## Given task
Reproduce every line of the data below word for word, omitting the picture.

## Input rows
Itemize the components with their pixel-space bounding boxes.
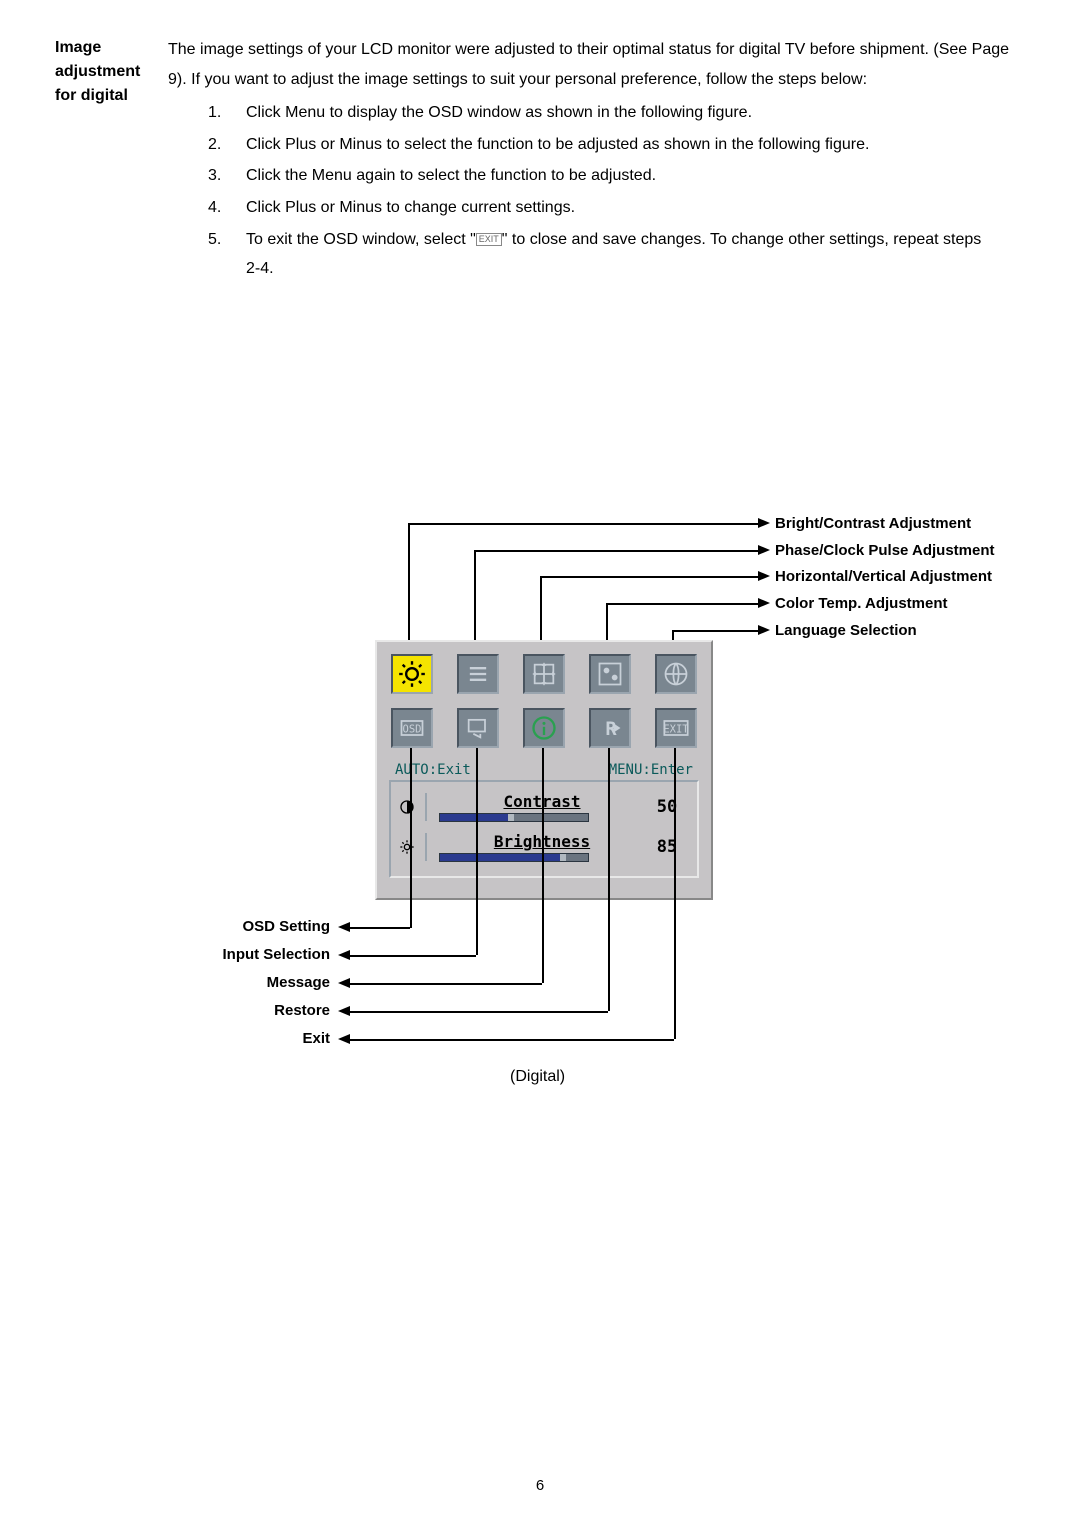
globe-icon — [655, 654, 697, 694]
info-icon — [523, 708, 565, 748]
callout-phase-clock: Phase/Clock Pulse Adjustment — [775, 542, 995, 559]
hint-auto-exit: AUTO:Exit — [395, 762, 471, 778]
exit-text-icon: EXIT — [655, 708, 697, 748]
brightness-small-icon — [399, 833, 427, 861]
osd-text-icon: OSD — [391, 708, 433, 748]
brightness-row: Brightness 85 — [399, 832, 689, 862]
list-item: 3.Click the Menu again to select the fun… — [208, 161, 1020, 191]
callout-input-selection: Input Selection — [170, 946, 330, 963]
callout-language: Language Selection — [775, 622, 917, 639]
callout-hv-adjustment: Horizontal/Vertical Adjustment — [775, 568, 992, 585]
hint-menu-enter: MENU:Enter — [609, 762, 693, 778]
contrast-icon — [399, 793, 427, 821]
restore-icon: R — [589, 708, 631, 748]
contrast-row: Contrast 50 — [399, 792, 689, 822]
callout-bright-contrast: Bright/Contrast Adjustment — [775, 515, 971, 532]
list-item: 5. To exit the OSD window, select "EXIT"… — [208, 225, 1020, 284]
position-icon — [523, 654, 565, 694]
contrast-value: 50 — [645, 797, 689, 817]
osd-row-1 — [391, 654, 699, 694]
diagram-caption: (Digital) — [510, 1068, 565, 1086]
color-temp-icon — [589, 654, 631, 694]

## Task output
Itemize the components with their pixel-space bounding boxes.
globe-icon — [655, 654, 697, 694]
info-icon — [523, 708, 565, 748]
callout-phase-clock: Phase/Clock Pulse Adjustment — [775, 542, 995, 559]
hint-auto-exit: AUTO:Exit — [395, 762, 471, 778]
exit-text-icon: EXIT — [655, 708, 697, 748]
brightness-small-icon — [399, 833, 427, 861]
osd-text-icon: OSD — [391, 708, 433, 748]
brightness-row: Brightness 85 — [399, 832, 689, 862]
list-item: 3.Click the Menu again to select the fun… — [208, 161, 1020, 191]
callout-input-selection: Input Selection — [170, 946, 330, 963]
callout-language: Language Selection — [775, 622, 917, 639]
callout-hv-adjustment: Horizontal/Vertical Adjustment — [775, 568, 992, 585]
hint-menu-enter: MENU:Enter — [609, 762, 693, 778]
contrast-icon — [399, 793, 427, 821]
restore-icon: R — [589, 708, 631, 748]
contrast-row: Contrast 50 — [399, 792, 689, 822]
callout-bright-contrast: Bright/Contrast Adjustment — [775, 515, 971, 532]
list-item: 5. To exit the OSD window, select "EXIT"… — [208, 225, 1020, 284]
position-icon — [523, 654, 565, 694]
contrast-value: 50 — [645, 797, 689, 817]
osd-row-1 — [391, 654, 699, 694]
diagram-caption: (Digital) — [510, 1068, 565, 1086]
color-temp-icon — [589, 654, 631, 694]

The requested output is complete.